● Data records
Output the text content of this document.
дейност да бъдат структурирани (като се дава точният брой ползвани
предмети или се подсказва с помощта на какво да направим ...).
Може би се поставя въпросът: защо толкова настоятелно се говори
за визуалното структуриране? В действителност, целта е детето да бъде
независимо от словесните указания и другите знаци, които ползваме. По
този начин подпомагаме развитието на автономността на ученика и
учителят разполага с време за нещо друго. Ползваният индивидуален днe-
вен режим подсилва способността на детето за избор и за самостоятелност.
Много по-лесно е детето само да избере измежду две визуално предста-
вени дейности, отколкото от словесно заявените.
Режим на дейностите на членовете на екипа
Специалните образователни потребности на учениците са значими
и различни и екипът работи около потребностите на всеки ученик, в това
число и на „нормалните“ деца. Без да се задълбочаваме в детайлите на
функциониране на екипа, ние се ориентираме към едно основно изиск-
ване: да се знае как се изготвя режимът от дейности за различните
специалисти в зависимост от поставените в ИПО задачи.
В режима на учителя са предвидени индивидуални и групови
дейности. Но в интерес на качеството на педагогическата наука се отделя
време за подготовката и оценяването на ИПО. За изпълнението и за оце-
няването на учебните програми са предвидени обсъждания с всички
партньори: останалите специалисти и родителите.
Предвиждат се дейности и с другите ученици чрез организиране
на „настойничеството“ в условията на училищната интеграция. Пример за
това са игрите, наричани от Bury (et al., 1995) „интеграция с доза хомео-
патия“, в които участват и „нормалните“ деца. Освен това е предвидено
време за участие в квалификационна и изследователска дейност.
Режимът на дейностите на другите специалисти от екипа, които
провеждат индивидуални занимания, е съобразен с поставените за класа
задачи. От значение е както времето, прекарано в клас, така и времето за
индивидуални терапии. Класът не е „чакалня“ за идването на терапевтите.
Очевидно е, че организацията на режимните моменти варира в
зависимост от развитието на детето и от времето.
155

● INSTRUCTIONS TO FOLLOW
Say, as a bare number, how many lines in the entries above include the string "индивидуални".

● OUTPUT FOR THIS TASK
3